## GIVEN REQUEST
Scan each line of the records for the word "migration" and extract the ones that have it.

(Collected data entries)
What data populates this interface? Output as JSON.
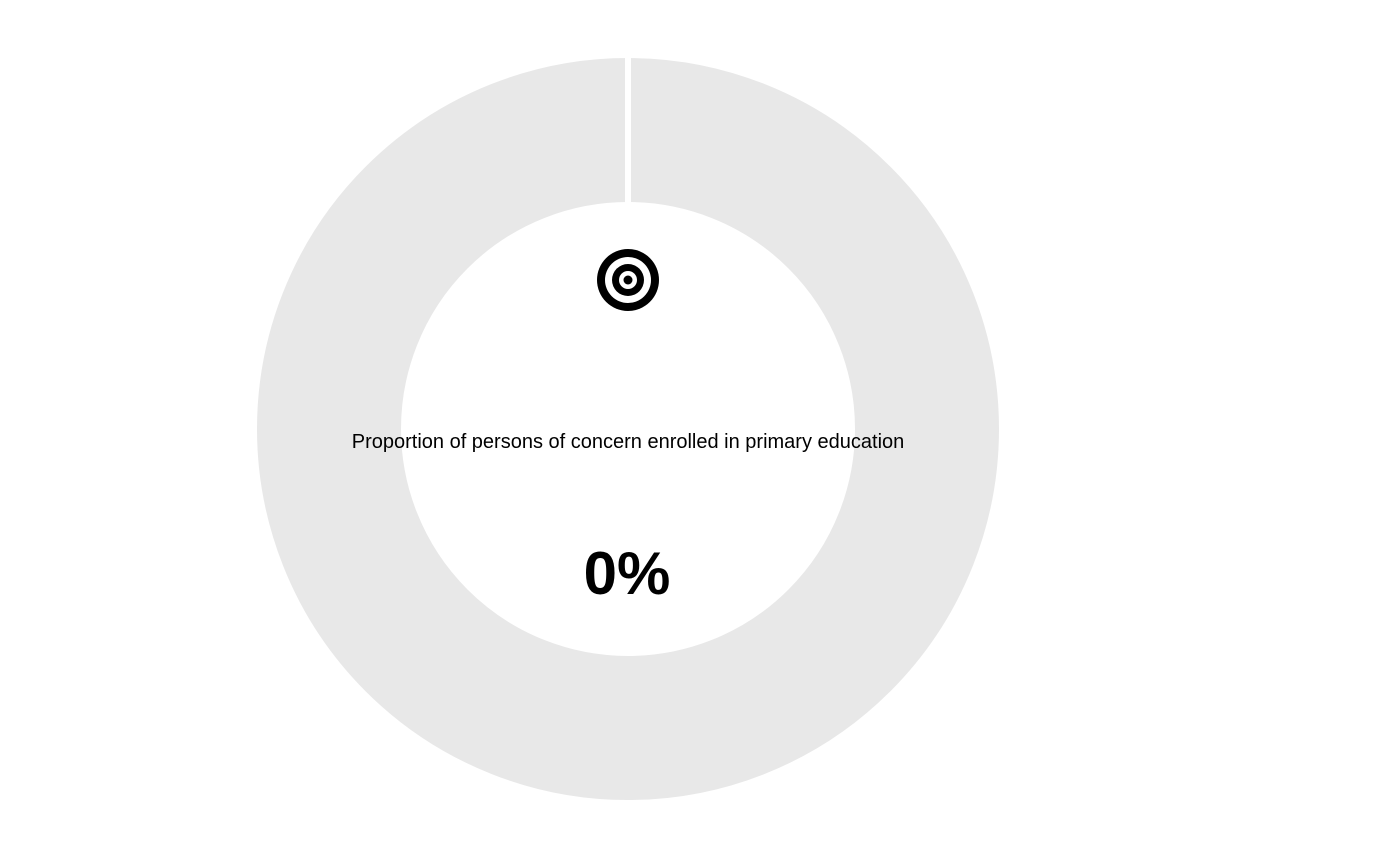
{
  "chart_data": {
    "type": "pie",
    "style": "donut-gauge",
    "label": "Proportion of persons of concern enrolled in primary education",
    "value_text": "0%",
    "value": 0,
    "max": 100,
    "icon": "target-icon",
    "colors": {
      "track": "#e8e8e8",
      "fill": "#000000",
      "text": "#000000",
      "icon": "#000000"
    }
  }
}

...

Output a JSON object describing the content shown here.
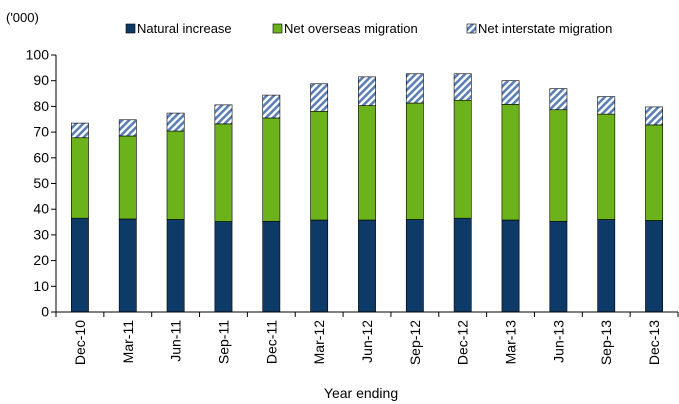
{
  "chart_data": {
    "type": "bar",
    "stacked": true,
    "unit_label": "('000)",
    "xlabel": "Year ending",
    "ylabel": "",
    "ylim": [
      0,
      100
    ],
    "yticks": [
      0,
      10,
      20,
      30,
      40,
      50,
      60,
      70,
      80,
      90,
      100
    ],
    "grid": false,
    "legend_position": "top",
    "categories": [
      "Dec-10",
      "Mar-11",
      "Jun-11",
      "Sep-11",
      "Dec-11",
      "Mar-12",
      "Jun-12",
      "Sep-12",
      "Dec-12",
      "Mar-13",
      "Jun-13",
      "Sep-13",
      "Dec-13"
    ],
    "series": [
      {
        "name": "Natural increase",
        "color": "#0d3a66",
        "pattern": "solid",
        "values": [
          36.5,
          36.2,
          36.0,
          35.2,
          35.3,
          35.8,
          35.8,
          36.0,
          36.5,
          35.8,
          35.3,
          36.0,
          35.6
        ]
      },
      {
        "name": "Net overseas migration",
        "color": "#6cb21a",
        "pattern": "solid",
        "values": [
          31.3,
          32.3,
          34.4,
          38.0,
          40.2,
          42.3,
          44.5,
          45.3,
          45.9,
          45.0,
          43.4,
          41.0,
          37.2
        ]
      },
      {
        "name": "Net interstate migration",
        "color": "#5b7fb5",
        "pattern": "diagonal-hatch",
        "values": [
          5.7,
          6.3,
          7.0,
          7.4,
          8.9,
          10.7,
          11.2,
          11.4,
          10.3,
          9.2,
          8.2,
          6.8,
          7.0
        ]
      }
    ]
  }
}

## ANSWER BELOW
        "name": "Net overseas migration",
        "name": "Net interstate migration",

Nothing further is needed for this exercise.